→ **ОТРЫВОК**
^^^^^^^^^^^^^^^^
Только во время Январского восстания в октябре 1863 г. старообрядцам удалось получить свидетельство, в котором разрешалось восстанавливать, ремонтировать и перестраивать моленные на территории Августовской губернии. Перепечатка этого документа появилась в № 25 газеты «Общее вече» за 15 декабря 1863 г., полностью посвященном старообрядческой тематике. Издатели газеты писали о том, что разрешение было дано царскими военными властями для того, чтобы привлечь старообрядцев на свою сторону и таким образом повлиять на их отношение к польским повстанцам, и предупреждали старообрядцев, что облегчение им дано временно, а когда восстание утихнет, власти свое постановление аннулируют, потому что такого разрешения старообрядцы никогда не получили бы в губерниях Центральной России [Общее вече 1863: 113]. Однако подписавший документ царский генерал Яков Бакланов (1809–1873) позволил не только ремонтировать моленные, но 17 октября 1863 г. выдал сувалкским старообрядцам документ, на основании которого они смогли построить новую моленную в деревне Водилки. <Об этом сообщил Аверкий Пономарев, житель Водилок, в письме к автору за 31 января 1967 г>

Теперь уже невозможно установить, была ли моленная в Водилках построена сразу после получения свидетельства, поскольку она не зарегистрирована даже в «Обзоре Сувалкской губернии за 1871 г.» Зато в том же «Обзоре» упоминается моленная в Пиявне Русском, наряду с построенными ранее моленными в Глубоком Рву и Погорельце. Кроме того, там было также отмечено, что построенные ранее моленные имели звонницы с колоколами, тогда как в Пиявне Русском пользовалить только «чугунной догой» [Обзор Сувалкской губернии 1871: 50], т. е. металлическим билом, которое сохранялось тут аж до самого 1941 г. Только в 1885 г. в Сувалкской губернии появилась четвертая моленная, хотя не указано, в какой деревне она находилась [Памятная книжка 1887: 12]. Следовало бы предположить, что речь идет о моленной в Водилках.

Несколько иначе выглядела ситуация с храмовым строительством у старообрядцев, переселившихся на Мазуры. Уже сами условия поселения давали им право на постройку собственных моленных, хотя при этом строительство они обязаны были осуществлять за свой счет [Gerss 1909: 80]. Однако и здесь в первые годы поселенцы отправляли богослужения в своих домах, а на общую службу иногда приходило всего несколько человек. Поначалу торжественные службы проводились только в Ладном Поле (Свигнайне), где имелся единственный на всю колонию наставник, которого звали Перекопом, – однако и тот вскоре после переселения в Пруссию скончался. Приглашенный чуть позже из Царства Польского наставник Григорий Ларивонов отправлял богослужения в деревенских избах [Tetzner 1910b: 423–426].
^^^^^^^^^^^^^^^^
→ **ЧТО СДЕЛАТЬ**
a – Перепишите слово в слово все записи о размеченных областях из блока 1.
b – Подхватите отрывок о моленных старообрядцев и продолжите его с того места, на котором он заканчивается.
Отрывок и записи никак не связаны друг с другом.

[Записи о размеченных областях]
^^^^^^^^^^^^^^^^
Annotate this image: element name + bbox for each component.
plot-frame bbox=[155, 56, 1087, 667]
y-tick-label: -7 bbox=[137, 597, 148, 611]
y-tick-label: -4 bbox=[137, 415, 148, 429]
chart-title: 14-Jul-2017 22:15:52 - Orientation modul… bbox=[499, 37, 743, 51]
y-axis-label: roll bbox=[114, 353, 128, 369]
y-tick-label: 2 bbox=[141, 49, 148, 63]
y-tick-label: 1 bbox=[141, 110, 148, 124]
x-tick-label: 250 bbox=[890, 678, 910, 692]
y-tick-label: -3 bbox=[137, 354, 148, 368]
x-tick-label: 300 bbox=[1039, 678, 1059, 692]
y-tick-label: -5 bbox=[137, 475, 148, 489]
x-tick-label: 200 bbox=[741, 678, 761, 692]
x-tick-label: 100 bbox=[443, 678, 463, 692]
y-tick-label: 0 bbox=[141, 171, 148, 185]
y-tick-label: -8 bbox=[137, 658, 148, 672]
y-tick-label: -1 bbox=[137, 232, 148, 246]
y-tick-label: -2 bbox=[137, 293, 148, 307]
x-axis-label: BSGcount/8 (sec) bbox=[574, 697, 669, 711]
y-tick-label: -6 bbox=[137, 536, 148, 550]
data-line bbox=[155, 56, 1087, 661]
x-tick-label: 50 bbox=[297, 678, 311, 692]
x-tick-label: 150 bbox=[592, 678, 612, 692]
^^^^^^^^^^^^^^^^
→ **ОТВЕТЫ К ЗАДАНИЯМ**
a –
Annotate this image: element name + bbox for each component.
plot-frame bbox=[155, 56, 1087, 667]
y-tick-label: -7 bbox=[137, 597, 148, 611]
y-tick-label: -4 bbox=[137, 415, 148, 429]
chart-title: 14-Jul-2017 22:15:52 - Orientation modul… bbox=[499, 37, 743, 51]
y-axis-label: roll bbox=[114, 353, 128, 369]
y-tick-label: 2 bbox=[141, 49, 148, 63]
y-tick-label: 1 bbox=[141, 110, 148, 124]
x-tick-label: 250 bbox=[890, 678, 910, 692]
y-tick-label: -3 bbox=[137, 354, 148, 368]
x-tick-label: 300 bbox=[1039, 678, 1059, 692]
y-tick-label: -5 bbox=[137, 475, 148, 489]
x-tick-label: 200 bbox=[741, 678, 761, 692]
x-tick-label: 100 bbox=[443, 678, 463, 692]
y-tick-label: 0 bbox=[141, 171, 148, 185]
y-tick-label: -8 bbox=[137, 658, 148, 672]
y-tick-label: -1 bbox=[137, 232, 148, 246]
y-tick-label: -2 bbox=[137, 293, 148, 307]
x-axis-label: BSGcount/8 (sec) bbox=[574, 697, 669, 711]
y-tick-label: -6 bbox=[137, 536, 148, 550]
data-line bbox=[155, 56, 1087, 661]
x-tick-label: 50 bbox=[297, 678, 311, 692]
x-tick-label: 150 bbox=[592, 678, 612, 692]

b –
Первые службы в Войнове отправлялись в одном из двух помещений в доме Фомы Иванова (1788 г. р.), вероятно, при участии монаха Парфения Афанасьева, проживавшего в расположенном неподалеку Николаеве. Помещение подготавливалось к предстоящему богослужению только в субботу, а в течение недели хозяин занимался здесь своим ремеслом (он был колесником). Вероятно, службы в его избе мешали работе, потому что по прошествии некоторого времени он отказался предоставлять свой дом для проведения общественных богослужений. Поскольку в то время никто из жителей деревни не имел такой большой и хорошо отделанной избы, как Фома Иванов, богослужения в деревне отправлять вообще перестали. Только когда [в 1935 г.] была построена небольшая изба-пятистенка для приехавшего в Войново наставника Лаврентия Григорьева [Растропина], субботние и воскресные службы в деревне возобновились. С пасхальных праздников 1838 г. жители деревни молились в специальной надстройке над амбаром Федора Исаева, которая первоначально предназначалась для размещения приехавших летом гостей. Обстановка моленной, оборудованной общими усилиями жителей деревни, носила более стабильный характер, поскольку уже не было потребности выносить отсюда предметы религиозного культа. Неподалеку от временной моленной были укреплены колокола, которые прежде находились около дома Фомы Иванова, а затем – около дома наставника. Колоколов было четыре: три были отлиты или куплены в 1825 г. в Варшаве, а четвертый приобретен в Пише [Tetzner 1910b: 413–414, 418]. Вне всякого сомнения, именно в этой моленной побывал 16 июня 1882 г. наследник [прусского] престола Фридрих Вильгельм. С его посещением Войнова старообрядцы связывали большие надежды, поскольку полагали, что он подарит средства на строительство храма. Однако их ожидало разочарование. Не получив от прусского наследника ничего, они приступили к возведению моленной на свои деньги [Tetzner 1902: 215; Sukertowa-Biedrawina 1961: 54].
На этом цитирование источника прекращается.